## The exercise
Reproduce the data exactly and drop any pictures it holds.

Extracts from a graphics dataset:

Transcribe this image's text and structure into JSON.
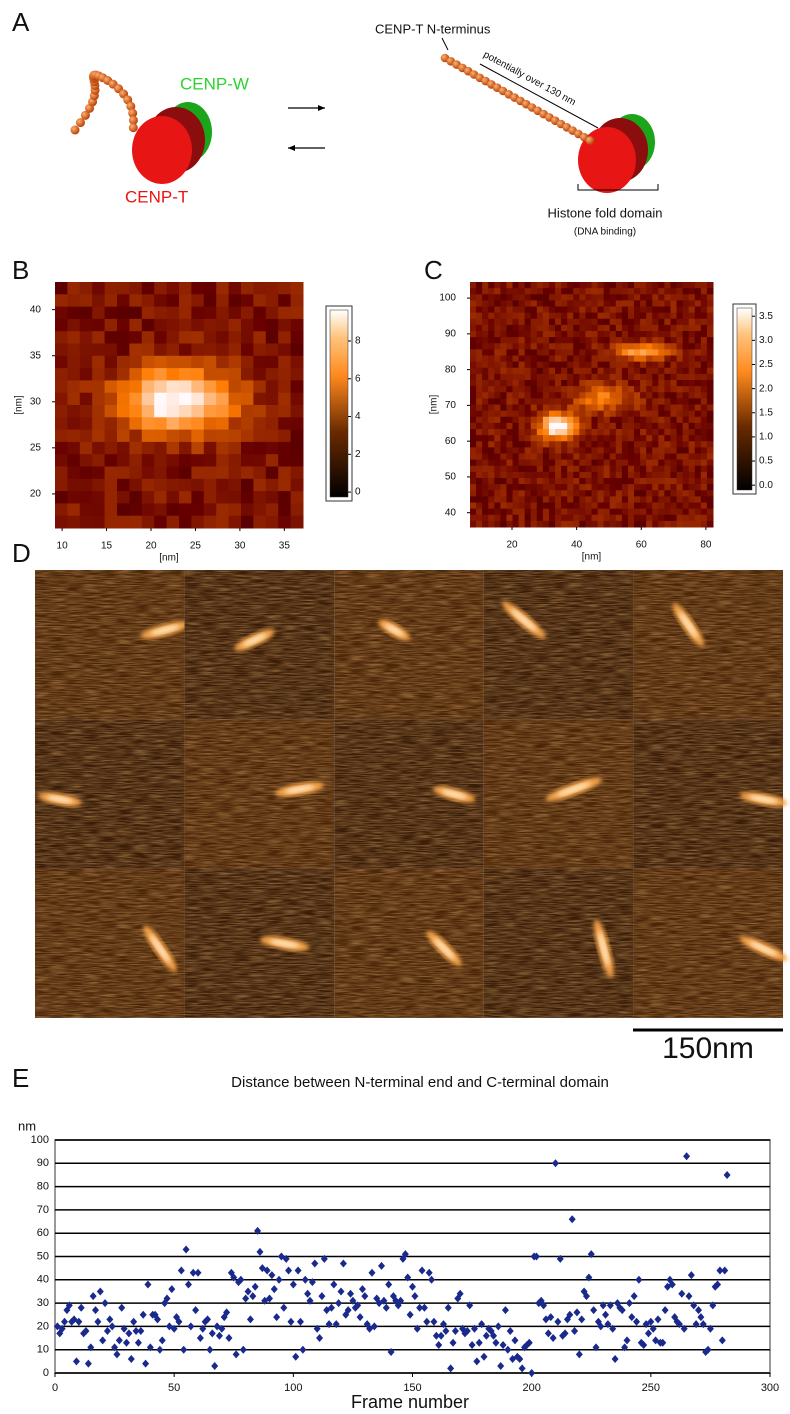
{
  "figure": {
    "panel_labels": [
      "A",
      "B",
      "C",
      "D",
      "E"
    ],
    "diagram": {
      "cenp_w": "CENP-W",
      "cenp_t": "CENP-T",
      "n_terminus": "CENP-T N-terminus",
      "length_note": "potentially over 130 nm",
      "domain": "Histone fold domain",
      "domain_note": "(DNA binding)"
    },
    "scale_bar": "150nm"
  },
  "chart_data": [
    {
      "type": "heatmap",
      "xlabel": "[nm]",
      "ylabel": "[nm]",
      "xlim": [
        9.2,
        37.1
      ],
      "ylim": [
        16.3,
        43.0
      ],
      "xticks": [
        10,
        15,
        20,
        25,
        30,
        35
      ],
      "yticks": [
        20,
        25,
        30,
        35,
        40
      ],
      "colorbar_lim": [
        -0.26,
        9.64
      ],
      "colorbar_ticks": [
        0,
        2,
        4,
        6,
        8
      ]
    },
    {
      "type": "heatmap",
      "xlabel": "[nm]",
      "ylabel": "[nm]",
      "xlim": [
        7,
        82.2
      ],
      "ylim": [
        36,
        104.5
      ],
      "xticks": [
        20,
        40,
        60,
        80
      ],
      "yticks": [
        40,
        50,
        60,
        70,
        80,
        90,
        100
      ],
      "colorbar_lim": [
        -0.1,
        3.67
      ],
      "colorbar_ticks": [
        {
          "value": 0,
          "label": "0.0"
        },
        0.5,
        {
          "value": 1,
          "label": "1.0"
        },
        1.5,
        {
          "value": 2,
          "label": "2.0"
        },
        2.5,
        {
          "value": 3,
          "label": "3.0"
        },
        3.5
      ]
    },
    {
      "type": "scatter",
      "title": "Distance between N-terminal end and C-terminal domain",
      "xlabel": "Frame number",
      "ylabel": "nm",
      "xlim": [
        0,
        300
      ],
      "ylim": [
        0,
        100
      ],
      "xticks": [
        0,
        50,
        100,
        150,
        200,
        250,
        300
      ],
      "yticks": [
        0,
        10,
        20,
        30,
        40,
        50,
        60,
        70,
        80,
        90,
        100
      ],
      "grid": true,
      "color": "#1a2a8c",
      "x": [
        1,
        2,
        3,
        4,
        5,
        6,
        7,
        8,
        9,
        10,
        11,
        12,
        13,
        14,
        15,
        16,
        17,
        18,
        19,
        20,
        21,
        22,
        23,
        24,
        25,
        26,
        27,
        28,
        29,
        30,
        31,
        32,
        33,
        34,
        35,
        36,
        37,
        38,
        39,
        40,
        41,
        42,
        43,
        44,
        45,
        46,
        47,
        48,
        49,
        50,
        51,
        52,
        53,
        54,
        55,
        56,
        57,
        58,
        59,
        60,
        61,
        62,
        63,
        64,
        65,
        66,
        67,
        68,
        69,
        70,
        71,
        72,
        73,
        74,
        75,
        76,
        77,
        78,
        79,
        80,
        81,
        82,
        83,
        84,
        85,
        86,
        87,
        88,
        89,
        90,
        91,
        92,
        93,
        94,
        95,
        96,
        97,
        98,
        99,
        100,
        101,
        102,
        103,
        104,
        105,
        106,
        107,
        108,
        109,
        110,
        111,
        112,
        113,
        114,
        115,
        116,
        117,
        118,
        119,
        120,
        121,
        122,
        123,
        124,
        125,
        126,
        127,
        128,
        129,
        130,
        131,
        132,
        133,
        134,
        135,
        136,
        137,
        138,
        139,
        140,
        141,
        142,
        143,
        144,
        145,
        146,
        147,
        148,
        149,
        150,
        151,
        152,
        153,
        154,
        155,
        156,
        157,
        158,
        159,
        160,
        161,
        162,
        163,
        164,
        165,
        166,
        167,
        168,
        169,
        170,
        171,
        172,
        173,
        174,
        175,
        176,
        177,
        178,
        179,
        180,
        181,
        182,
        183,
        184,
        185,
        186,
        187,
        188,
        189,
        190,
        191,
        192,
        193,
        194,
        195,
        196,
        197,
        198,
        199,
        200,
        201,
        202,
        203,
        204,
        205,
        206,
        207,
        208,
        209,
        210,
        211,
        212,
        213,
        214,
        215,
        216,
        217,
        218,
        219,
        220,
        221,
        222,
        223,
        224,
        225,
        226,
        227,
        228,
        229,
        230,
        231,
        232,
        233,
        234,
        235,
        236,
        237,
        238,
        239,
        240,
        241,
        242,
        243,
        244,
        245,
        246,
        247,
        248,
        249,
        250,
        251,
        252,
        253,
        254,
        255,
        256,
        257,
        258,
        259,
        260,
        261,
        262,
        263,
        264,
        265,
        266,
        267,
        268,
        269,
        270,
        271,
        272,
        273,
        274,
        275,
        276,
        277,
        278,
        279,
        280,
        281,
        282
      ],
      "values": [
        20,
        17,
        19,
        22,
        27,
        29,
        22,
        23,
        5,
        22,
        28,
        17,
        18,
        4,
        11,
        33,
        27,
        22,
        35,
        14,
        30,
        18,
        23,
        20,
        11,
        8,
        14,
        28,
        19,
        13,
        17,
        6,
        22,
        18,
        13,
        18,
        25,
        4,
        38,
        11,
        25,
        25,
        23,
        10,
        14,
        30,
        32,
        20,
        36,
        19,
        24,
        22,
        44,
        10,
        53,
        38,
        20,
        43,
        27,
        43,
        15,
        19,
        22,
        23,
        10,
        17,
        3,
        20,
        16,
        19,
        24,
        26,
        15,
        43,
        41,
        8,
        39,
        40,
        10,
        32,
        35,
        23,
        33,
        37,
        61,
        52,
        45,
        31,
        44,
        32,
        42,
        36,
        24,
        40,
        50,
        28,
        49,
        44,
        22,
        38,
        7,
        44,
        22,
        10,
        40,
        34,
        31,
        39,
        47,
        19,
        15,
        33,
        49,
        27,
        21,
        28,
        38,
        21,
        30,
        35,
        47,
        25,
        27,
        34,
        31,
        28,
        29,
        24,
        36,
        33,
        21,
        19,
        43,
        20,
        32,
        30,
        46,
        31,
        28,
        38,
        9,
        33,
        31,
        29,
        31,
        49,
        51,
        41,
        25,
        37,
        33,
        19,
        28,
        44,
        28,
        22,
        43,
        40,
        22,
        16,
        12,
        16,
        21,
        18,
        28,
        2,
        13,
        18,
        32,
        34,
        19,
        17,
        18,
        29,
        12,
        19,
        5,
        13,
        21,
        7,
        16,
        19,
        18,
        16,
        13,
        20,
        3,
        12,
        27,
        10,
        18,
        6,
        14,
        7,
        6,
        2,
        11,
        12,
        13,
        0,
        50,
        50,
        30,
        31,
        29,
        23,
        17,
        24,
        15,
        90,
        22,
        49,
        16,
        17,
        23,
        25,
        66,
        18,
        26,
        8,
        23,
        35,
        33,
        41,
        51,
        27,
        11,
        22,
        20,
        29,
        25,
        21,
        29,
        19,
        6,
        30,
        28,
        27,
        11,
        14,
        30,
        24,
        33,
        22,
        40,
        13,
        12,
        21,
        17,
        22,
        19,
        14,
        23,
        13,
        13,
        27,
        37,
        40,
        38,
        24,
        22,
        21,
        34,
        19,
        93,
        33,
        42,
        29,
        21,
        27,
        24,
        21,
        9,
        10,
        19,
        29,
        37,
        38,
        44,
        14,
        44,
        85
      ]
    }
  ]
}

## Result of this exercise
Transcribe this image's text and structure into JSON.
{
  "figure": {
    "panel_labels": [
      "A",
      "B",
      "C",
      "D",
      "E"
    ],
    "diagram": {
      "cenp_w": "CENP-W",
      "cenp_t": "CENP-T",
      "n_terminus": "CENP-T N-terminus",
      "length_note": "potentially over 130 nm",
      "domain": "Histone fold domain",
      "domain_note": "(DNA binding)"
    },
    "scale_bar": "150nm"
  },
  "chart_data": [
    {
      "type": "heatmap",
      "xlabel": "[nm]",
      "ylabel": "[nm]",
      "xlim": [
        9.2,
        37.1
      ],
      "ylim": [
        16.3,
        43.0
      ],
      "xticks": [
        10,
        15,
        20,
        25,
        30,
        35
      ],
      "yticks": [
        20,
        25,
        30,
        35,
        40
      ],
      "colorbar_lim": [
        -0.26,
        9.64
      ],
      "colorbar_ticks": [
        0,
        2,
        4,
        6,
        8
      ]
    },
    {
      "type": "heatmap",
      "xlabel": "[nm]",
      "ylabel": "[nm]",
      "xlim": [
        7,
        82.2
      ],
      "ylim": [
        36,
        104.5
      ],
      "xticks": [
        20,
        40,
        60,
        80
      ],
      "yticks": [
        40,
        50,
        60,
        70,
        80,
        90,
        100
      ],
      "colorbar_lim": [
        -0.1,
        3.67
      ],
      "colorbar_ticks": [
        {
          "value": 0,
          "label": "0.0"
        },
        0.5,
        {
          "value": 1,
          "label": "1.0"
        },
        1.5,
        {
          "value": 2,
          "label": "2.0"
        },
        2.5,
        {
          "value": 3,
          "label": "3.0"
        },
        3.5
      ]
    },
    {
      "type": "scatter",
      "title": "Distance between N-terminal end and C-terminal domain",
      "xlabel": "Frame number",
      "ylabel": "nm",
      "xlim": [
        0,
        300
      ],
      "ylim": [
        0,
        100
      ],
      "xticks": [
        0,
        50,
        100,
        150,
        200,
        250,
        300
      ],
      "yticks": [
        0,
        10,
        20,
        30,
        40,
        50,
        60,
        70,
        80,
        90,
        100
      ],
      "grid": true,
      "color": "#1a2a8c",
      "x": [
        1,
        2,
        3,
        4,
        5,
        6,
        7,
        8,
        9,
        10,
        11,
        12,
        13,
        14,
        15,
        16,
        17,
        18,
        19,
        20,
        21,
        22,
        23,
        24,
        25,
        26,
        27,
        28,
        29,
        30,
        31,
        32,
        33,
        34,
        35,
        36,
        37,
        38,
        39,
        40,
        41,
        42,
        43,
        44,
        45,
        46,
        47,
        48,
        49,
        50,
        51,
        52,
        53,
        54,
        55,
        56,
        57,
        58,
        59,
        60,
        61,
        62,
        63,
        64,
        65,
        66,
        67,
        68,
        69,
        70,
        71,
        72,
        73,
        74,
        75,
        76,
        77,
        78,
        79,
        80,
        81,
        82,
        83,
        84,
        85,
        86,
        87,
        88,
        89,
        90,
        91,
        92,
        93,
        94,
        95,
        96,
        97,
        98,
        99,
        100,
        101,
        102,
        103,
        104,
        105,
        106,
        107,
        108,
        109,
        110,
        111,
        112,
        113,
        114,
        115,
        116,
        117,
        118,
        119,
        120,
        121,
        122,
        123,
        124,
        125,
        126,
        127,
        128,
        129,
        130,
        131,
        132,
        133,
        134,
        135,
        136,
        137,
        138,
        139,
        140,
        141,
        142,
        143,
        144,
        145,
        146,
        147,
        148,
        149,
        150,
        151,
        152,
        153,
        154,
        155,
        156,
        157,
        158,
        159,
        160,
        161,
        162,
        163,
        164,
        165,
        166,
        167,
        168,
        169,
        170,
        171,
        172,
        173,
        174,
        175,
        176,
        177,
        178,
        179,
        180,
        181,
        182,
        183,
        184,
        185,
        186,
        187,
        188,
        189,
        190,
        191,
        192,
        193,
        194,
        195,
        196,
        197,
        198,
        199,
        200,
        201,
        202,
        203,
        204,
        205,
        206,
        207,
        208,
        209,
        210,
        211,
        212,
        213,
        214,
        215,
        216,
        217,
        218,
        219,
        220,
        221,
        222,
        223,
        224,
        225,
        226,
        227,
        228,
        229,
        230,
        231,
        232,
        233,
        234,
        235,
        236,
        237,
        238,
        239,
        240,
        241,
        242,
        243,
        244,
        245,
        246,
        247,
        248,
        249,
        250,
        251,
        252,
        253,
        254,
        255,
        256,
        257,
        258,
        259,
        260,
        261,
        262,
        263,
        264,
        265,
        266,
        267,
        268,
        269,
        270,
        271,
        272,
        273,
        274,
        275,
        276,
        277,
        278,
        279,
        280,
        281,
        282
      ],
      "values": [
        20,
        17,
        19,
        22,
        27,
        29,
        22,
        23,
        5,
        22,
        28,
        17,
        18,
        4,
        11,
        33,
        27,
        22,
        35,
        14,
        30,
        18,
        23,
        20,
        11,
        8,
        14,
        28,
        19,
        13,
        17,
        6,
        22,
        18,
        13,
        18,
        25,
        4,
        38,
        11,
        25,
        25,
        23,
        10,
        14,
        30,
        32,
        20,
        36,
        19,
        24,
        22,
        44,
        10,
        53,
        38,
        20,
        43,
        27,
        43,
        15,
        19,
        22,
        23,
        10,
        17,
        3,
        20,
        16,
        19,
        24,
        26,
        15,
        43,
        41,
        8,
        39,
        40,
        10,
        32,
        35,
        23,
        33,
        37,
        61,
        52,
        45,
        31,
        44,
        32,
        42,
        36,
        24,
        40,
        50,
        28,
        49,
        44,
        22,
        38,
        7,
        44,
        22,
        10,
        40,
        34,
        31,
        39,
        47,
        19,
        15,
        33,
        49,
        27,
        21,
        28,
        38,
        21,
        30,
        35,
        47,
        25,
        27,
        34,
        31,
        28,
        29,
        24,
        36,
        33,
        21,
        19,
        43,
        20,
        32,
        30,
        46,
        31,
        28,
        38,
        9,
        33,
        31,
        29,
        31,
        49,
        51,
        41,
        25,
        37,
        33,
        19,
        28,
        44,
        28,
        22,
        43,
        40,
        22,
        16,
        12,
        16,
        21,
        18,
        28,
        2,
        13,
        18,
        32,
        34,
        19,
        17,
        18,
        29,
        12,
        19,
        5,
        13,
        21,
        7,
        16,
        19,
        18,
        16,
        13,
        20,
        3,
        12,
        27,
        10,
        18,
        6,
        14,
        7,
        6,
        2,
        11,
        12,
        13,
        0,
        50,
        50,
        30,
        31,
        29,
        23,
        17,
        24,
        15,
        90,
        22,
        49,
        16,
        17,
        23,
        25,
        66,
        18,
        26,
        8,
        23,
        35,
        33,
        41,
        51,
        27,
        11,
        22,
        20,
        29,
        25,
        21,
        29,
        19,
        6,
        30,
        28,
        27,
        11,
        14,
        30,
        24,
        33,
        22,
        40,
        13,
        12,
        21,
        17,
        22,
        19,
        14,
        23,
        13,
        13,
        27,
        37,
        40,
        38,
        24,
        22,
        21,
        34,
        19,
        93,
        33,
        42,
        29,
        21,
        27,
        24,
        21,
        9,
        10,
        19,
        29,
        37,
        38,
        44,
        14,
        44,
        85
      ]
    }
  ]
}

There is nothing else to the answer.